**AUSGANGSTEXT:**
************

Mein Team konnte sich erst mal um Gerhard kümmern, sein Rad einladen und dann die Verfolgung von mir aufnehmen. Kurz nach Glarus war es auch soweit und wir waren wieder beisammen.
Die zügige Fahrt nach Niederurnen war in den Beinen zu spüren und Rückenwind gab es auch keinen Richtung Linthal. Es ist einfach herrlich wenn man bei bestem Wetter und angenehmen Temperaturen den Klausen befahren kann. Schlussendlich büsste ich aber bis Altdorf trotzdem 20 Minuten gegenüber der Planung ein.
In Altdorf stand wie geplant Gerhard bereit und übernahm den GPS-Sender. Seine Etappe führte über Göschenen nach Andermatt und dann den Oberalppass hoch. Gerhard meisterte die Strecke nach Göschenen genau nach Zeitplan. Als wir bei der Teufelsschlucht auf Gerhard warteten, erhielten wir die ersten Infos zu einem schweren Unfall auf dem Oberalppass. Wir wussten auch schon, dass der Pass zur Zeit gesperrt war und die anfahrenden Radfahrer auf der Passhöhe warten mussten. Bis zur Passhöhe war Gerhard voll auf Kurs und im Zeitplan.

************

Bildbasierte Layout-Einträge:
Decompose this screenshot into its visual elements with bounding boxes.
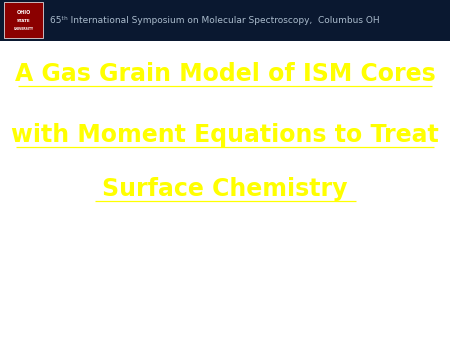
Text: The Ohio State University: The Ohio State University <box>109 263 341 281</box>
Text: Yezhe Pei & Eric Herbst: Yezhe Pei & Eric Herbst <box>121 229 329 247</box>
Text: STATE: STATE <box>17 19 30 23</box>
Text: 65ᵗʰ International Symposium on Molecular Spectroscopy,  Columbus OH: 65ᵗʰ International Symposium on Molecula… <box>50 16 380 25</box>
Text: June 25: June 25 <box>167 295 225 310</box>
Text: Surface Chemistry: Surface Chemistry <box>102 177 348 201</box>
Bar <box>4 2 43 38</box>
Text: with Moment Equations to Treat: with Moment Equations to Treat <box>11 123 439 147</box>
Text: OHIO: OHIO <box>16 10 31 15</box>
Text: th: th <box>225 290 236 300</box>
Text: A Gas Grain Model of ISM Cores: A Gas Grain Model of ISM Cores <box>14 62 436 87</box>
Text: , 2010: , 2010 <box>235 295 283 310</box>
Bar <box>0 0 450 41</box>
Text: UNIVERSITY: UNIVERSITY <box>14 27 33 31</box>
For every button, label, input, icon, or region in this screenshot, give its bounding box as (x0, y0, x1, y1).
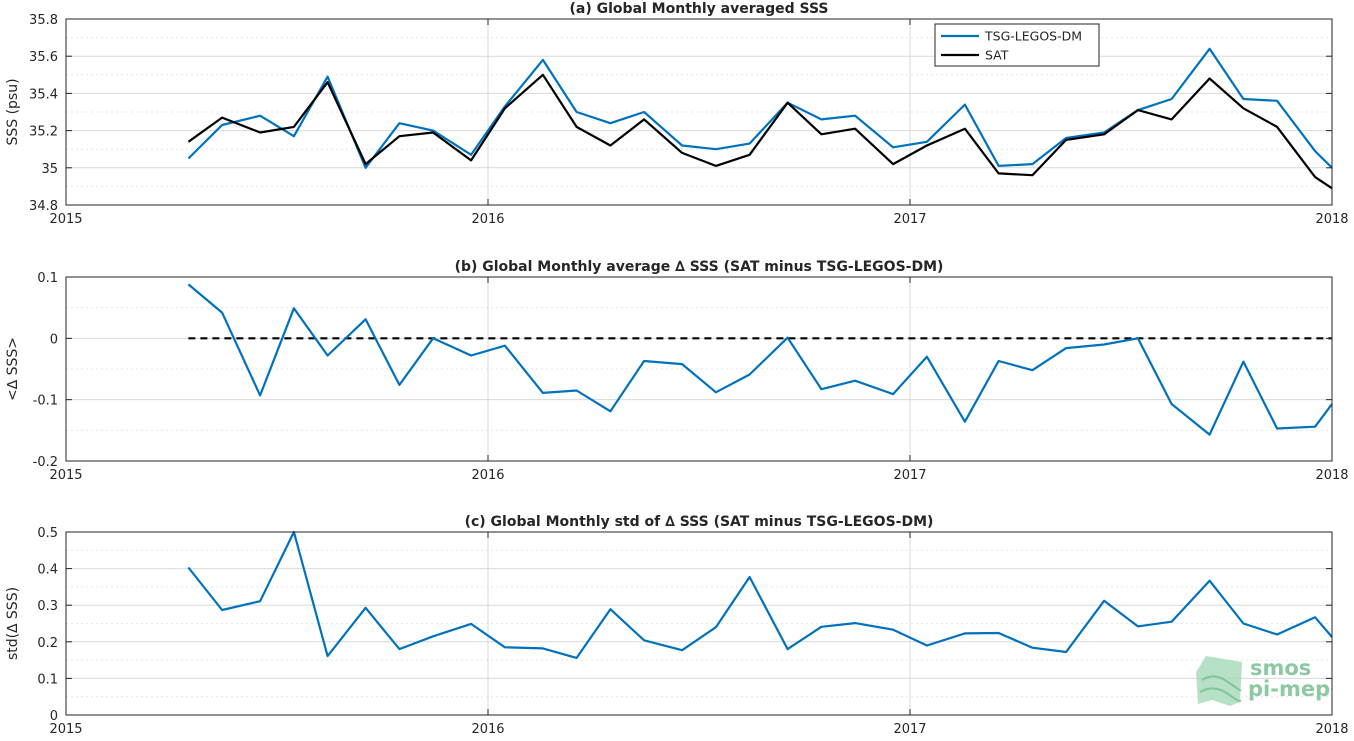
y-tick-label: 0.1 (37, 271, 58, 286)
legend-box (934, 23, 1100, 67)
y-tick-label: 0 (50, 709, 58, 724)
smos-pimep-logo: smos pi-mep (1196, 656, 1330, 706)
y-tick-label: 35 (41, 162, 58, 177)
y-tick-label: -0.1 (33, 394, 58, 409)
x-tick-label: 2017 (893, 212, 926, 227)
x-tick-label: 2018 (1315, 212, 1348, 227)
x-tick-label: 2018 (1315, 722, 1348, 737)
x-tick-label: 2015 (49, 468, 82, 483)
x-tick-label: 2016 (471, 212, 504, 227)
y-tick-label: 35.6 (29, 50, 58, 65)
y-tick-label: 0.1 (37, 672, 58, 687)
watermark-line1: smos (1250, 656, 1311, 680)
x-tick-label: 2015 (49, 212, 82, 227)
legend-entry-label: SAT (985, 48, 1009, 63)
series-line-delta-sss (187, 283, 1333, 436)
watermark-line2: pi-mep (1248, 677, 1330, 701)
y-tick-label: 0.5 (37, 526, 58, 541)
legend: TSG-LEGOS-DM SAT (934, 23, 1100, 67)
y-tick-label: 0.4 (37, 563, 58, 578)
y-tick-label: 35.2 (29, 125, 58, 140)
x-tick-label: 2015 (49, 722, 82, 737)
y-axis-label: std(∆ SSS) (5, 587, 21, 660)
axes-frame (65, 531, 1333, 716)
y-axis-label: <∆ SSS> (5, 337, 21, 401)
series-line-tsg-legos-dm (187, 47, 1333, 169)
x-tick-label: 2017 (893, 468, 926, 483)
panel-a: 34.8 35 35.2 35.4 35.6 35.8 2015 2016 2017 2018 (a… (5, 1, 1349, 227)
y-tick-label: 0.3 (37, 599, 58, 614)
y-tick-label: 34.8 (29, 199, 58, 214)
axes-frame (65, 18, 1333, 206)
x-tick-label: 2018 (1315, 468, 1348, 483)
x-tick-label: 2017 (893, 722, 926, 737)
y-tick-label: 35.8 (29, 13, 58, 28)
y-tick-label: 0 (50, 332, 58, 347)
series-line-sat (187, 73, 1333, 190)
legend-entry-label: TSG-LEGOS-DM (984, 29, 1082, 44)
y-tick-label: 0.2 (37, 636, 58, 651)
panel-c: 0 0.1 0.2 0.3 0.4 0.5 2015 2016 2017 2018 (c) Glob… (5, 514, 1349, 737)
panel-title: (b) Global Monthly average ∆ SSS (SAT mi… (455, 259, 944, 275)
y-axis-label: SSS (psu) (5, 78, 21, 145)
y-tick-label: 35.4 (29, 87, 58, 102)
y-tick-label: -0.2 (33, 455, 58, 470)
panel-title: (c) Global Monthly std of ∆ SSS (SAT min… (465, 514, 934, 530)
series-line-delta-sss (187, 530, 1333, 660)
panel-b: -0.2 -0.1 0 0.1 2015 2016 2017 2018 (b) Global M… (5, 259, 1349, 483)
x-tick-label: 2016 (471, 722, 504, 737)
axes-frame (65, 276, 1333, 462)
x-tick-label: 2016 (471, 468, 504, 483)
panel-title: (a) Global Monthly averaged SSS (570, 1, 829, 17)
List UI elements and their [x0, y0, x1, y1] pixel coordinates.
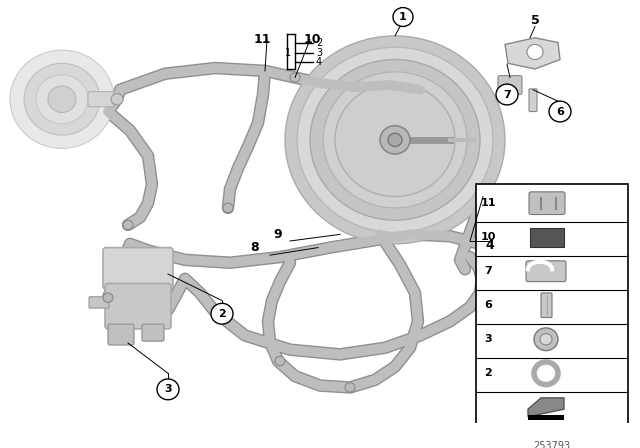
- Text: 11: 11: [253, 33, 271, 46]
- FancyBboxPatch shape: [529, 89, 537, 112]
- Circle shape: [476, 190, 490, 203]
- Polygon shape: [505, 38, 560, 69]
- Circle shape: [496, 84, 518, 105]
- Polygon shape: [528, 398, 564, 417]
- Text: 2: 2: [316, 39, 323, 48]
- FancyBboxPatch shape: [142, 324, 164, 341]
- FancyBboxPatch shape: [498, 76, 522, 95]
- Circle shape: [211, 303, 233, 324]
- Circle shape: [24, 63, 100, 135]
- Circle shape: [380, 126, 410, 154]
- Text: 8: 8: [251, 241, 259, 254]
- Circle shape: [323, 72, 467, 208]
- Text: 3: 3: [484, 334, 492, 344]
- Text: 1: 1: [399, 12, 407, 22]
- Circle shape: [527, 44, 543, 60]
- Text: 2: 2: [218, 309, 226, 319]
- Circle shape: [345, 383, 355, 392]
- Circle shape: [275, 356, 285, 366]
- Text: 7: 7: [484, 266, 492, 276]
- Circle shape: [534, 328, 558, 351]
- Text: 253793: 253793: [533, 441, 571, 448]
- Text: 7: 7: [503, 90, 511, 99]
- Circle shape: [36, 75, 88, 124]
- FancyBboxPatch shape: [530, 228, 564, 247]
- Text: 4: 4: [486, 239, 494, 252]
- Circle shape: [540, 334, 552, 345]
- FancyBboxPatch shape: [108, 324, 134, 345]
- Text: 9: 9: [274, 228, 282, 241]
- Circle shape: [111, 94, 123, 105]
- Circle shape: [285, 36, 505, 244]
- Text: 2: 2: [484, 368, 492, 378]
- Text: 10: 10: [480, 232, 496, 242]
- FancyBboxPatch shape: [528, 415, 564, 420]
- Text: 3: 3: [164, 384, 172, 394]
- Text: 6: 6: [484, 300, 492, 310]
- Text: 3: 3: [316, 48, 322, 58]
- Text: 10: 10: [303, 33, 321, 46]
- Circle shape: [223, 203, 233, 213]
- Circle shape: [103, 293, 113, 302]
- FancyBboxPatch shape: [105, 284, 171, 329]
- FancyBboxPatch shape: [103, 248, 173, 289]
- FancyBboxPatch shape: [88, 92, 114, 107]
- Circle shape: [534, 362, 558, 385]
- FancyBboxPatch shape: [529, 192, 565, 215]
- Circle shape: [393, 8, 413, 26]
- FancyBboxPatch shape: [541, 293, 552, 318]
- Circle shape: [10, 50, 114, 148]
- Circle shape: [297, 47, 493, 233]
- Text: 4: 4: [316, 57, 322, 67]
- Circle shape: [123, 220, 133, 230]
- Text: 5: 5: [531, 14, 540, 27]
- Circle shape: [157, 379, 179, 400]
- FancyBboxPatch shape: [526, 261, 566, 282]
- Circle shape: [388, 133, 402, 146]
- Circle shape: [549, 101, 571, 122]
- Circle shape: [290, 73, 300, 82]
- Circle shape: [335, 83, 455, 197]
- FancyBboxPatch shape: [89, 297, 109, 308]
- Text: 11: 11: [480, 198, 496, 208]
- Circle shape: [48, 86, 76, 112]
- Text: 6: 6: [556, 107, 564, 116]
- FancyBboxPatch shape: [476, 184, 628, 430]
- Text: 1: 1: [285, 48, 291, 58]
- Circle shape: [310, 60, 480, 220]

************

**PFLICHTAUFGABEN:**
1. Wie lauten die Antworten auf diese Fragen zum Bericht über die Radetappen? Kennzeichne sie ebenfalls mit (a), (b) und (c).
(a) Wo übernahm Gerhard den GPS-Sender?
(b) Wie viele Minuten gingen bis Altdorf gegenüber der Planung verloren?
(c) Wo wartete das Team auf Gerhard, als die ersten Infos zum Unfall eintrafen?
2. Wie geht der Bericht über die Radetappen nach seinem letzten Satz weiter? Schreibe die Fortsetzung.

**ENDGÜLTIGE ANTWORTEN:**
1.
(a) In Altdorf
(b) 20 Minuten
(c) Bei der Teufelsschlucht

2.
Dann wurde alle wartenden Teams zusammengerufen und wir wurden über den Tod eines Tortour-Teilnehmers sowie den Abbruch des Rennens informiert.
Ich kann nur noch einmal sagen, dass uns das alles sehr traurig macht und wir tief betroffen sind. Und ja, selbstverständlich sind wir auch ein bisschen enttäuscht, dass das Rennen so endete. Wir alle hatten aber auch schon viel Spass in der Vorbereitung und haben einen ganz tollen Teamgeist entwickelt. Ich bedanke mich an dieser Stelle auch noch ganz speziell bei meinen Kollegen sowie der ganzen Crew. Die Tortour wird mir auch trotz dieses tragischen Ereignisses in positiver Erinnerung bleiben.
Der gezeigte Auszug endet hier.